To do: Count how many lines in this material contain "Connection". The answer is that number alone.

-------- Given records

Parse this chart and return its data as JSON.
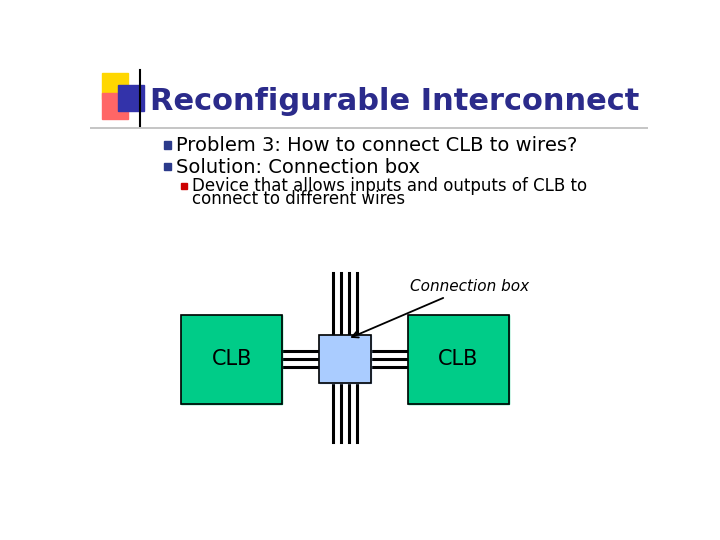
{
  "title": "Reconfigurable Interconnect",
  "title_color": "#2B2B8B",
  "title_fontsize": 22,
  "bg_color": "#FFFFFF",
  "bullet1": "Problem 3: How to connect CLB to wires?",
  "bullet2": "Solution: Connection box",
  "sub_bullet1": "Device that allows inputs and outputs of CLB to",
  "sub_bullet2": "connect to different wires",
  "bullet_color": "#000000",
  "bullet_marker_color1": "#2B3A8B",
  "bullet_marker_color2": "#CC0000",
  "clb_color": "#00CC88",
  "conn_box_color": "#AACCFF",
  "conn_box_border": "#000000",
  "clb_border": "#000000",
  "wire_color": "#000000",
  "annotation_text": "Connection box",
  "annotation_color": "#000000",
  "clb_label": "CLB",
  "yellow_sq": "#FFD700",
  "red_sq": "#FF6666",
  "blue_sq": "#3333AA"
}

----------------
-------- Given records

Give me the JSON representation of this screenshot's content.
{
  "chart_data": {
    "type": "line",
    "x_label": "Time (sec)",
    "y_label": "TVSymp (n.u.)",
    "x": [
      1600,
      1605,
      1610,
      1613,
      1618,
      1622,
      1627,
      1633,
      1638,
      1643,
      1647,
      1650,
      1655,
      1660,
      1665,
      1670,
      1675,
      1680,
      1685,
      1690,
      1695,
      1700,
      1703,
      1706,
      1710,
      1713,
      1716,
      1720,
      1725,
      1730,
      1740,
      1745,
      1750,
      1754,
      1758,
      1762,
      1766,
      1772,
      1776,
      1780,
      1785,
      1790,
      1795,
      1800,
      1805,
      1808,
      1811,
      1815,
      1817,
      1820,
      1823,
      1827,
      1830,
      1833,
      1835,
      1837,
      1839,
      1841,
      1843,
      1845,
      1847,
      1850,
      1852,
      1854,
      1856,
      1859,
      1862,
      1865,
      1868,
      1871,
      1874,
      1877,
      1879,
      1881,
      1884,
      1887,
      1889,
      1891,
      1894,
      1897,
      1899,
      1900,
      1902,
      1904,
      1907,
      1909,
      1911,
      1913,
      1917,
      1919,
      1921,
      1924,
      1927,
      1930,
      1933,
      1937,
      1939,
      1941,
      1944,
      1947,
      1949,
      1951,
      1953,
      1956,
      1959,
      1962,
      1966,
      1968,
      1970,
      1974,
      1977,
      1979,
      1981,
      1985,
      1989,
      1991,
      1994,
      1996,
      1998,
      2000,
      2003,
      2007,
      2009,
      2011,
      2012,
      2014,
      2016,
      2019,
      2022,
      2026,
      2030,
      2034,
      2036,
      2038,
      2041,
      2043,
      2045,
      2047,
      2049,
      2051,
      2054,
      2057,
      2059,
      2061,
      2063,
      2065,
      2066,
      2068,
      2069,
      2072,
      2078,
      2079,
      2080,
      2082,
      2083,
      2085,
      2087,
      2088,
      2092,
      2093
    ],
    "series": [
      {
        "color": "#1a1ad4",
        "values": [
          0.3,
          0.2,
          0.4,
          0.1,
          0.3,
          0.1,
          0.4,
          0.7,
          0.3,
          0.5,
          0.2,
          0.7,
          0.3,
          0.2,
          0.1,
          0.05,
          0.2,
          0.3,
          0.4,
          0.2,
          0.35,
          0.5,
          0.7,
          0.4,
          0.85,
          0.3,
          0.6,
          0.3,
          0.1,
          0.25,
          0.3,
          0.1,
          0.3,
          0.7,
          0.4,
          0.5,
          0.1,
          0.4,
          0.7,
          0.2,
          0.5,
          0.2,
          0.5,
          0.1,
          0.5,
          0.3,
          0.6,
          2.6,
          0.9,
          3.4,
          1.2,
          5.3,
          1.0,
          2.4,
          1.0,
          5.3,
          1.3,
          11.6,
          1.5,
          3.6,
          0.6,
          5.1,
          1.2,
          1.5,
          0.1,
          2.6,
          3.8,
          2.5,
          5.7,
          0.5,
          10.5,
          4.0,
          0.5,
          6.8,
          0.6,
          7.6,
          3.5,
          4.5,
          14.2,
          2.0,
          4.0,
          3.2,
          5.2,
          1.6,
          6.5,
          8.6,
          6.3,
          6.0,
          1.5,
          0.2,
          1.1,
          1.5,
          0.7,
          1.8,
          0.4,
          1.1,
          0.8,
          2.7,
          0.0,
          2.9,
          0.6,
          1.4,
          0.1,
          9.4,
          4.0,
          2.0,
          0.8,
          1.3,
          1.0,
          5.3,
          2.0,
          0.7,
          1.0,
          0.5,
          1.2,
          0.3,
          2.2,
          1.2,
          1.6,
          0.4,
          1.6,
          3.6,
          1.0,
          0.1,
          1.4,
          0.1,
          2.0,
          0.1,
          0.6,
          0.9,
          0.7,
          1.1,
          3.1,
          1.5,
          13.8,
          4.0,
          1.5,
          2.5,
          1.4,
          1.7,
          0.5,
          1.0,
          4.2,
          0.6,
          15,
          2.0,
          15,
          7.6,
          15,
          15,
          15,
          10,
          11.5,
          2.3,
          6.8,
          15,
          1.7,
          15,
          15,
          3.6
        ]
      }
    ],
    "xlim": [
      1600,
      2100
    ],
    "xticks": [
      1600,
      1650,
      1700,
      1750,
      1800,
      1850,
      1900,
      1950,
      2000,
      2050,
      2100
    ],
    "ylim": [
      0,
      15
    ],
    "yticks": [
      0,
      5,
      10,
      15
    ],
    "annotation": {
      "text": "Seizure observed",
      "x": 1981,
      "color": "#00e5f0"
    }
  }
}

----------------
-------- Given records

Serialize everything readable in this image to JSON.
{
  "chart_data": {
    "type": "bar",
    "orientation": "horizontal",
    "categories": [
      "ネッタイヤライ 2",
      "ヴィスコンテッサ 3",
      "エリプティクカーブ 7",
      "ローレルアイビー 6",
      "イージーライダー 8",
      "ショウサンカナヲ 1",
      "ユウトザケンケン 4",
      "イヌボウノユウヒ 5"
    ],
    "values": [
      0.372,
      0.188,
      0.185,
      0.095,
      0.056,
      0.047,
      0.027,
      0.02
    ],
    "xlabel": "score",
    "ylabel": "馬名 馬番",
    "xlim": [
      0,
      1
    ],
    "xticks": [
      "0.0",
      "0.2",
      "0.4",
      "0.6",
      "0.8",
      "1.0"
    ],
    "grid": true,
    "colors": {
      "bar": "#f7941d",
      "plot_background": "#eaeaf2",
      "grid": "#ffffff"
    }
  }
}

----------------

The completed task: 2